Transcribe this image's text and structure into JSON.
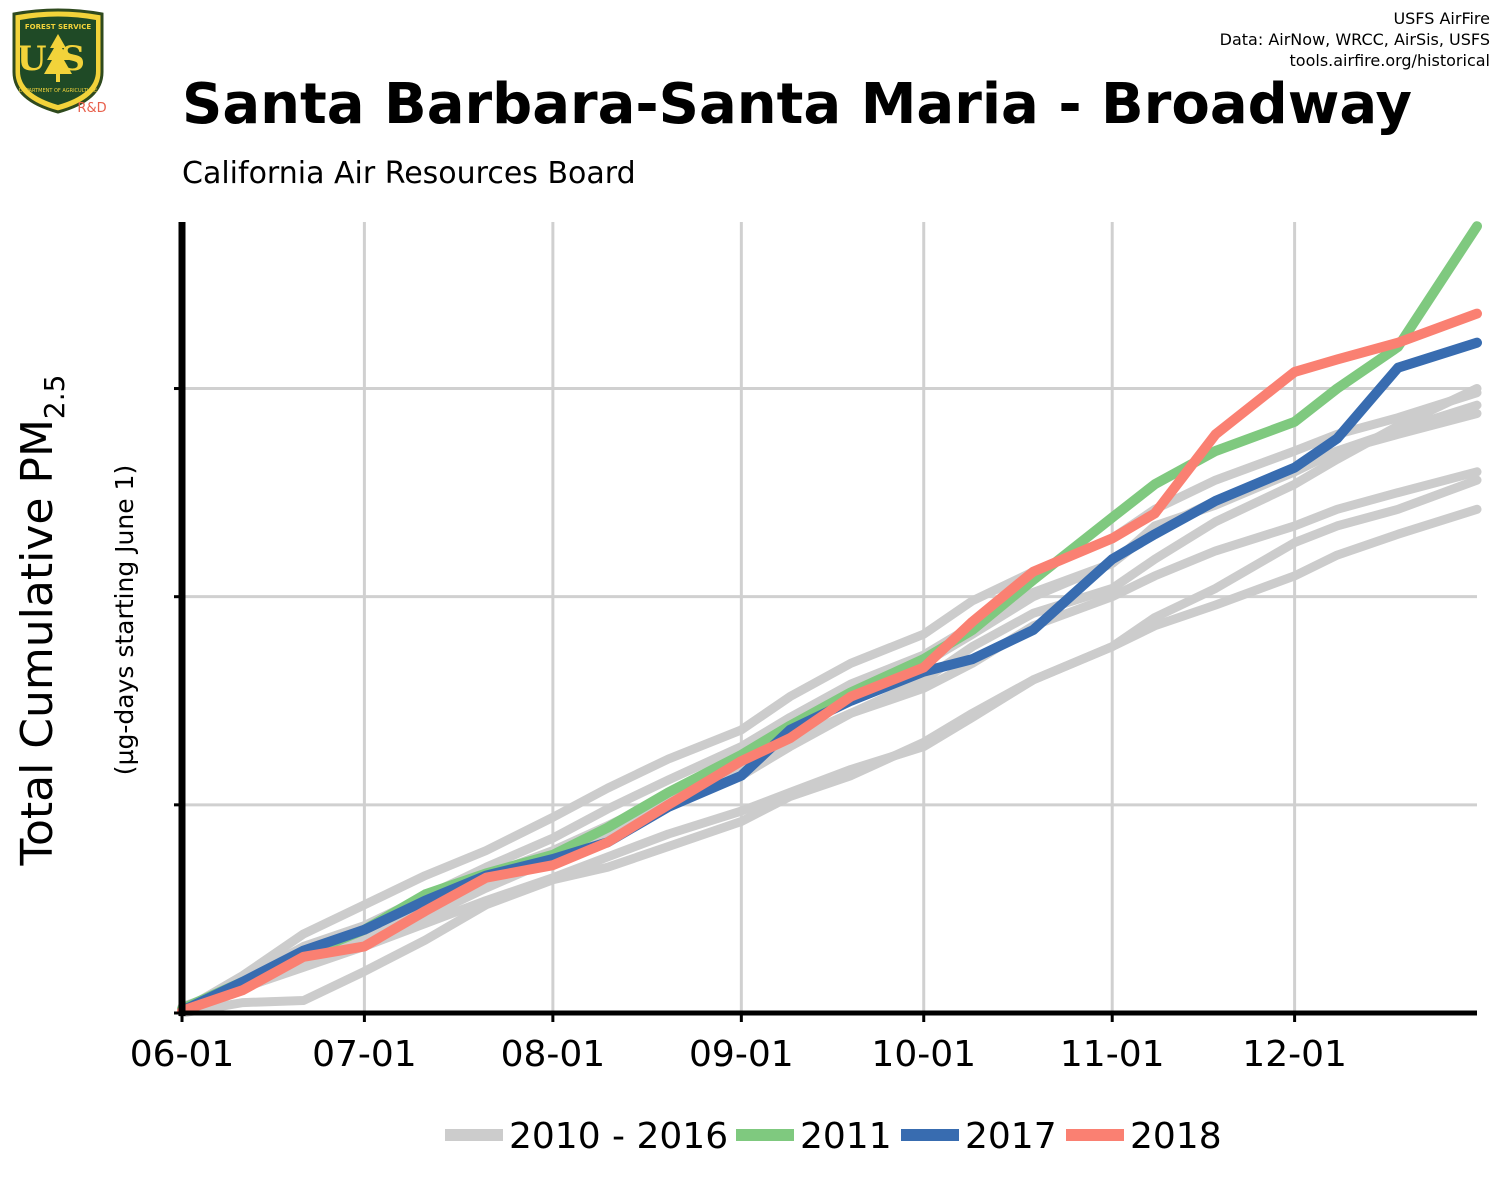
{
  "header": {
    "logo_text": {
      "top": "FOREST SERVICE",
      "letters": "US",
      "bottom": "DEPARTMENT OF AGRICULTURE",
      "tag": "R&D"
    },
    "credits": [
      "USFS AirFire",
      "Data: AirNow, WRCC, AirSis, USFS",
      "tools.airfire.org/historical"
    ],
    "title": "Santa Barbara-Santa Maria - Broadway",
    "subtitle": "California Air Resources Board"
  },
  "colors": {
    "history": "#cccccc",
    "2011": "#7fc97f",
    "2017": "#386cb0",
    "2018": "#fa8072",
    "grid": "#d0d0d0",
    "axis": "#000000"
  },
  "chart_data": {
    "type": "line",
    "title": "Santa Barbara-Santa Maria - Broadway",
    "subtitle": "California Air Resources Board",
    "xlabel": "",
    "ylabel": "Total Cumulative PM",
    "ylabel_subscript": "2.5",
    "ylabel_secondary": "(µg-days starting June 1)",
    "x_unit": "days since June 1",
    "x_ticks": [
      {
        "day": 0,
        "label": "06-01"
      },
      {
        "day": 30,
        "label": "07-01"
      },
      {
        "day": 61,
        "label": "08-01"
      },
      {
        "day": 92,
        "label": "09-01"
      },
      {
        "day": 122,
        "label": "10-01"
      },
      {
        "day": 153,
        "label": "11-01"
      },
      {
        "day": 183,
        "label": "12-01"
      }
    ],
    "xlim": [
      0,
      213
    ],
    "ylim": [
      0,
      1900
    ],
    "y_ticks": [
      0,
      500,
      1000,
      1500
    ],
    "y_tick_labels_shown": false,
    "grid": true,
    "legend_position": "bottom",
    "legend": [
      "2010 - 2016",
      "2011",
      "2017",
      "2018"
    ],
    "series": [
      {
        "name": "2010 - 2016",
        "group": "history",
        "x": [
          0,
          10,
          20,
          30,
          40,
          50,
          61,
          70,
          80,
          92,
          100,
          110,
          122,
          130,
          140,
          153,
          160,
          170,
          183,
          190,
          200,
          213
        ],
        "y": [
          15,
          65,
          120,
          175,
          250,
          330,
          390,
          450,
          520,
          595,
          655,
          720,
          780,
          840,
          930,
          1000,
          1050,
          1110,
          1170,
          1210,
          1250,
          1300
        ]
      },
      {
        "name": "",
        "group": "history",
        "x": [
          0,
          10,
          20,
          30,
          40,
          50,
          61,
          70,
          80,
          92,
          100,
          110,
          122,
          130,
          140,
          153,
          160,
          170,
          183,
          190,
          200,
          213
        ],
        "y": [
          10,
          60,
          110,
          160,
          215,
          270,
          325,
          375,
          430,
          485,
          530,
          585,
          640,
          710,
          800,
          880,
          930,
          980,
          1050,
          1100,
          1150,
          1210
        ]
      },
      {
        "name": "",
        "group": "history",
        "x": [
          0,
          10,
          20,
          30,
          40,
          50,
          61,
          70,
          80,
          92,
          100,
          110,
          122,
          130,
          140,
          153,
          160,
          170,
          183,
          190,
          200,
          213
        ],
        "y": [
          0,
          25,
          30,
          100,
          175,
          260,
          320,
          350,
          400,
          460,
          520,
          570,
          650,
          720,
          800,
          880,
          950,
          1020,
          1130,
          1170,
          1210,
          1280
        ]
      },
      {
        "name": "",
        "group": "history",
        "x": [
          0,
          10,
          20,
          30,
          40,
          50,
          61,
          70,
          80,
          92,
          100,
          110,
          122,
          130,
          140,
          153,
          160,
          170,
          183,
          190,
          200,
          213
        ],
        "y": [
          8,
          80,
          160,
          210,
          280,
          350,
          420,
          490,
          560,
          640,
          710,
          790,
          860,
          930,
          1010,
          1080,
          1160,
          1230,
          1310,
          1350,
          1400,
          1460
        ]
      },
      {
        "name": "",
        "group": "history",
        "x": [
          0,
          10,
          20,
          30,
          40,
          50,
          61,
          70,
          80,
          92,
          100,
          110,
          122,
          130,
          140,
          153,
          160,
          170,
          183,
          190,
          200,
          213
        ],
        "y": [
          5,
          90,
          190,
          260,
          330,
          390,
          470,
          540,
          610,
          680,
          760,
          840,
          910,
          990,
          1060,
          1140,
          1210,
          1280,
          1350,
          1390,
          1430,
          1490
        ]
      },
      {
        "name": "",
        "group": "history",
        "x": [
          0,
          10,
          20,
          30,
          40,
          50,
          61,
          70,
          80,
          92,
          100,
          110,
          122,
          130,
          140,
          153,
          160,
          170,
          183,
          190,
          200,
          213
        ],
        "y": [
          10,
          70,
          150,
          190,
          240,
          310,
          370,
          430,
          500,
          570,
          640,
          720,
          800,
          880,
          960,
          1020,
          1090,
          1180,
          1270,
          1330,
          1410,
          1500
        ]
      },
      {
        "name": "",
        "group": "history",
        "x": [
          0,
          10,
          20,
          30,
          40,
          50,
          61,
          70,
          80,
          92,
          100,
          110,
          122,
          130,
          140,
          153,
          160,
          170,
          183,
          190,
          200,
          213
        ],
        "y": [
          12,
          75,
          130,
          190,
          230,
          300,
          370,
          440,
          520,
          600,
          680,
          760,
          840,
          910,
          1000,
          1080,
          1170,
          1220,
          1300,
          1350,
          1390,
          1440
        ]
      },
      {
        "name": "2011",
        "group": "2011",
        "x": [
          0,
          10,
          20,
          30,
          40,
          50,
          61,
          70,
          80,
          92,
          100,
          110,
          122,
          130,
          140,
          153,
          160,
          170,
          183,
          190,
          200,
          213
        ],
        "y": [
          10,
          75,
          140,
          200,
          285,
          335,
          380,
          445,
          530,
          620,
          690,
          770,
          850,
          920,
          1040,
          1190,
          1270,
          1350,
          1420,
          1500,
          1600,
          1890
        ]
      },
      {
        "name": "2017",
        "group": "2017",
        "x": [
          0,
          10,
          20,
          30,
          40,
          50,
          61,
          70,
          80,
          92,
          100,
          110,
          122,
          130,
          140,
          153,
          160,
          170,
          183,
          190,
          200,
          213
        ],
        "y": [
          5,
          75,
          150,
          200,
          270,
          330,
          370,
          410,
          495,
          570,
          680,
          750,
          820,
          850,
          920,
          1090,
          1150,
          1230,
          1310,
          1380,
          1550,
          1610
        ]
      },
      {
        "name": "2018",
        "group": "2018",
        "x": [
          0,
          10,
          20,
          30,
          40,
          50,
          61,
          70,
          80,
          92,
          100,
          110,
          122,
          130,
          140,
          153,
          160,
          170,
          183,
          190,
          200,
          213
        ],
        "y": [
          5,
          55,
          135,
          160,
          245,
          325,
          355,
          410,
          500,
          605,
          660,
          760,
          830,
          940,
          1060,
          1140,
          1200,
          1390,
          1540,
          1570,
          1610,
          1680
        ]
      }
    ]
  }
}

┄┄┄┄┄┄┄┄┄┄

Go through the listing above line by line and say how many lines hold the word "days". Reply with that number only.

2